[Task requirements]: Check every line of the entries that follow, and copy the ones containing "name".

=======

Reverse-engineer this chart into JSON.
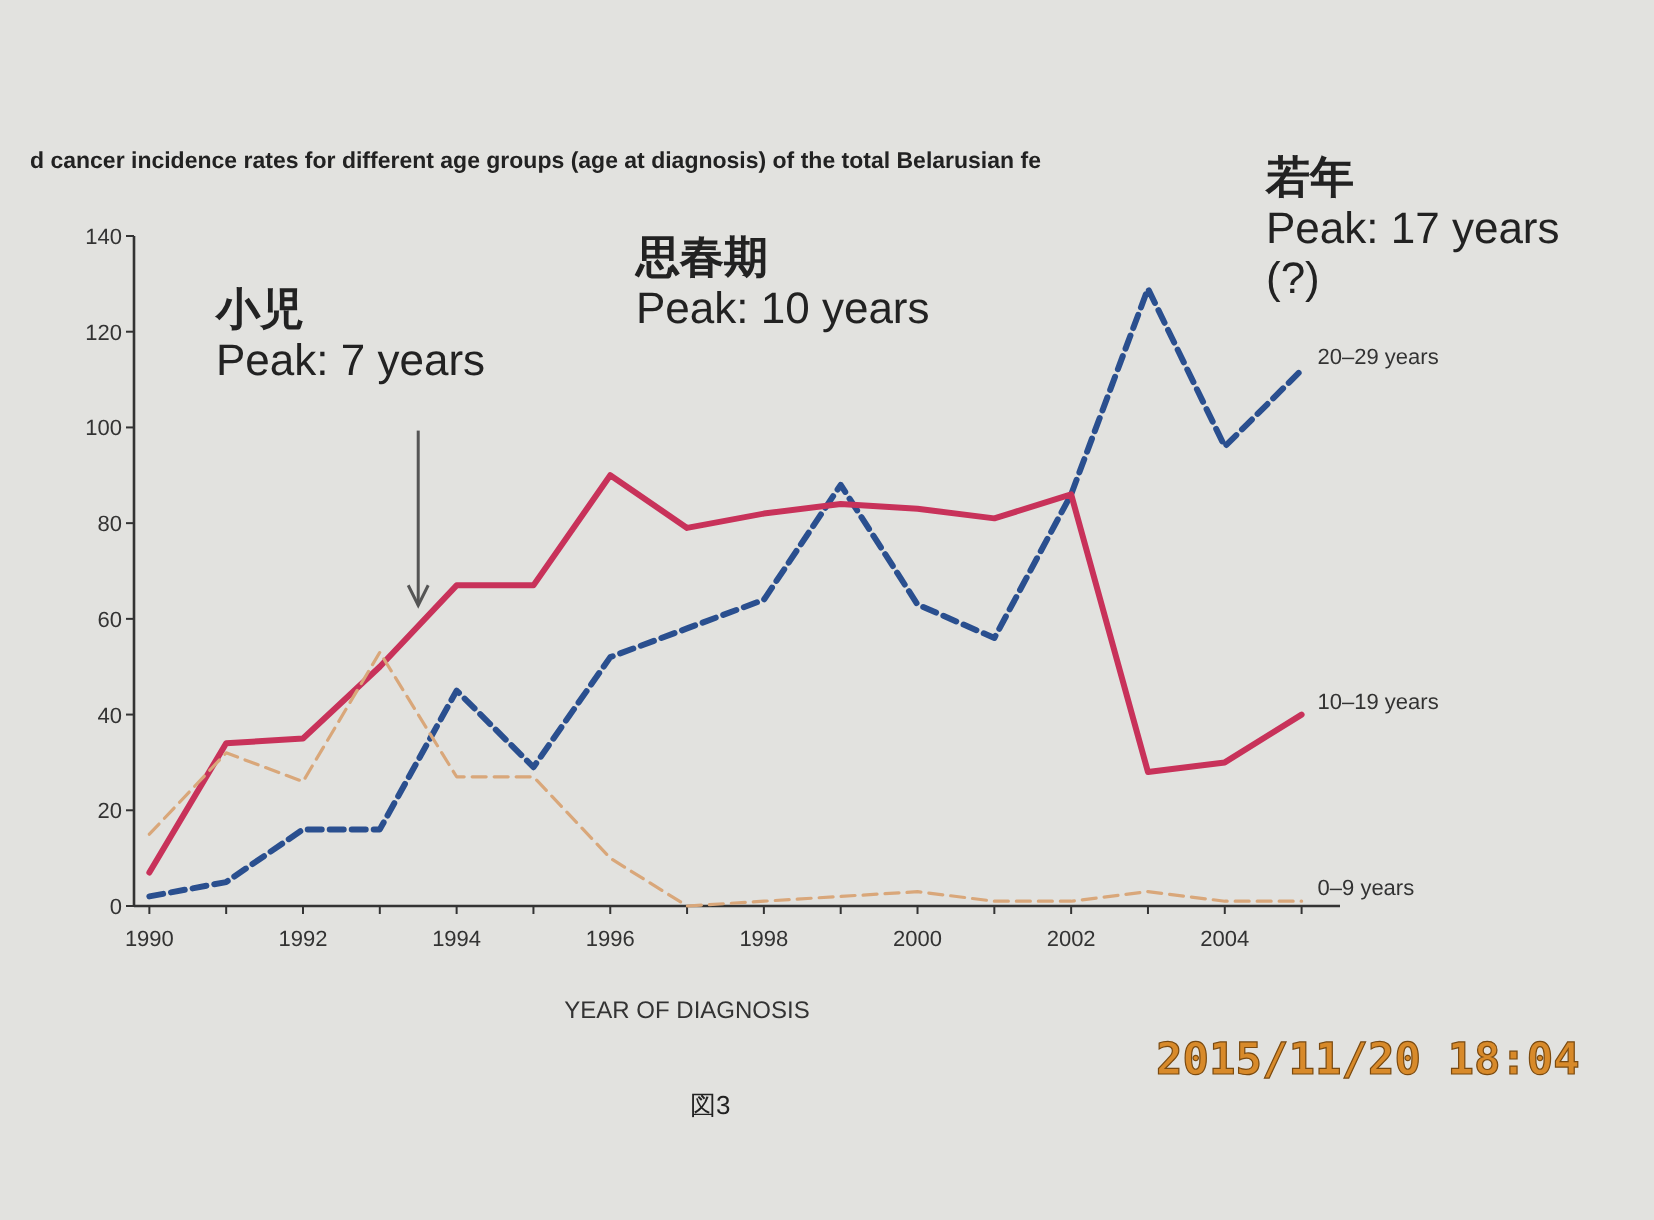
{
  "chart_data": {
    "type": "line",
    "title": "d cancer incidence rates for different age groups (age at diagnosis) of the total Belarusian fe",
    "xlabel": "YEAR OF DIAGNOSIS",
    "x": [
      1990,
      1991,
      1992,
      1993,
      1994,
      1995,
      1996,
      1997,
      1998,
      1999,
      2000,
      2001,
      2002,
      2003,
      2004,
      2005
    ],
    "series": [
      {
        "name": "20–29 years",
        "color": "#2a4f8f",
        "line_style": "dashed",
        "values": [
          2,
          5,
          16,
          16,
          45,
          29,
          52,
          58,
          64,
          88,
          63,
          56,
          86,
          129,
          96,
          112
        ]
      },
      {
        "name": "10–19 years",
        "color": "#c8325a",
        "line_style": "solid",
        "values": [
          7,
          34,
          35,
          50,
          67,
          67,
          90,
          79,
          82,
          84,
          83,
          81,
          86,
          28,
          30,
          40
        ]
      },
      {
        "name": "0–9 years",
        "color": "#d9a77a",
        "line_style": "dashed",
        "values": [
          15,
          32,
          26,
          53,
          27,
          27,
          10,
          0,
          1,
          2,
          3,
          1,
          1,
          3,
          1,
          1
        ]
      }
    ],
    "xlim": [
      1989.8,
      2005.5
    ],
    "ylim": [
      0,
      140
    ],
    "xticks": [
      1990,
      {
        "value": 1991,
        "label": null
      },
      1992,
      {
        "value": 1993,
        "label": null
      },
      1994,
      {
        "value": 1995,
        "label": null
      },
      1996,
      {
        "value": 1997,
        "label": null
      },
      1998,
      {
        "value": 1999,
        "label": null
      },
      2000,
      {
        "value": 2001,
        "label": null
      },
      2002,
      {
        "value": 2003,
        "label": null
      },
      2004,
      {
        "value": 2005,
        "label": null
      }
    ],
    "yticks": [
      0,
      20,
      40,
      60,
      80,
      100,
      120,
      140
    ],
    "annotations": [
      {
        "text": "小児\nPeak: 7 years",
        "x": 1993.5,
        "y": 62
      },
      "思春期\nPeak: 10 years",
      "若年\nPeak: 17 years\n(?)",
      "2015/11/20 18:04",
      "図3"
    ]
  }
}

=======

[Response to the exercise]:
        "name": "20–29 years",
        "name": "10–19 years",
        "name": "0–9 years",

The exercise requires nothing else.